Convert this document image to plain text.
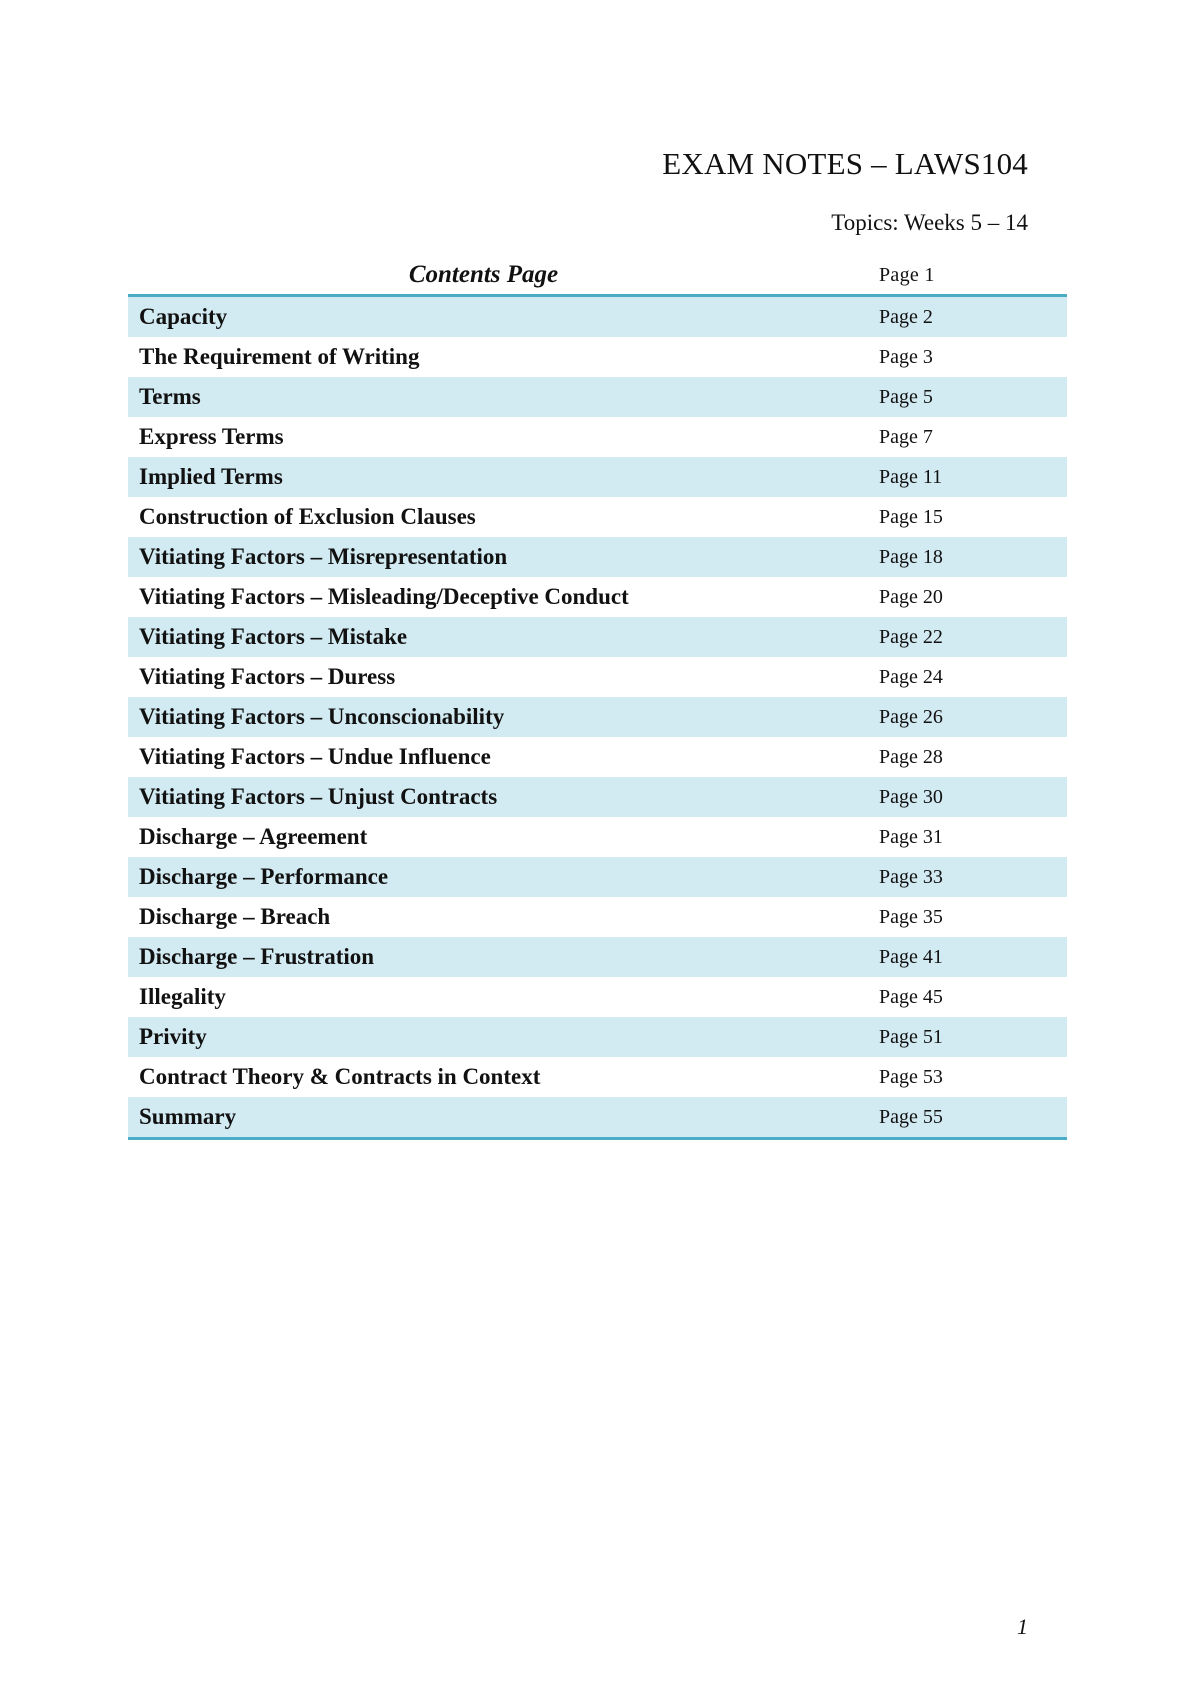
EXAM NOTES – LAWS104
Topics: Weeks 5 – 14
Contents Page	Page 1
Capacity	Page 2
The Requirement of Writing	Page 3
Terms	Page 5
Express Terms	Page 7
Implied Terms	Page 11
Construction of Exclusion Clauses	Page 15
Vitiating Factors – Misrepresentation	Page 18
Vitiating Factors – Misleading/Deceptive Conduct	Page 20
Vitiating Factors – Mistake	Page 22
Vitiating Factors – Duress	Page 24
Vitiating Factors – Unconscionability	Page 26
Vitiating Factors – Undue Influence	Page 28
Vitiating Factors – Unjust Contracts	Page 30
Discharge – Agreement	Page 31
Discharge – Performance	Page 33
Discharge – Breach	Page 35
Discharge – Frustration	Page 41
Illegality	Page 45
Privity	Page 51
Contract Theory & Contracts in Context	Page 53
Summary	Page 55
1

The task
Without the pictures, output the full listing exactly as it stands.

Answer to this exercise
Convert this document image to plain text.
EXAM NOTES – LAWS104
Topics: Weeks 5 – 14
Contents Page	Page 1
Capacity	Page 2
The Requirement of Writing	Page 3
Terms	Page 5
Express Terms	Page 7
Implied Terms	Page 11
Construction of Exclusion Clauses	Page 15
Vitiating Factors – Misrepresentation	Page 18
Vitiating Factors – Misleading/Deceptive Conduct	Page 20
Vitiating Factors – Mistake	Page 22
Vitiating Factors – Duress	Page 24
Vitiating Factors – Unconscionability	Page 26
Vitiating Factors – Undue Influence	Page 28
Vitiating Factors – Unjust Contracts	Page 30
Discharge – Agreement	Page 31
Discharge – Performance	Page 33
Discharge – Breach	Page 35
Discharge – Frustration	Page 41
Illegality	Page 45
Privity	Page 51
Contract Theory & Contracts in Context	Page 53
Summary	Page 55
1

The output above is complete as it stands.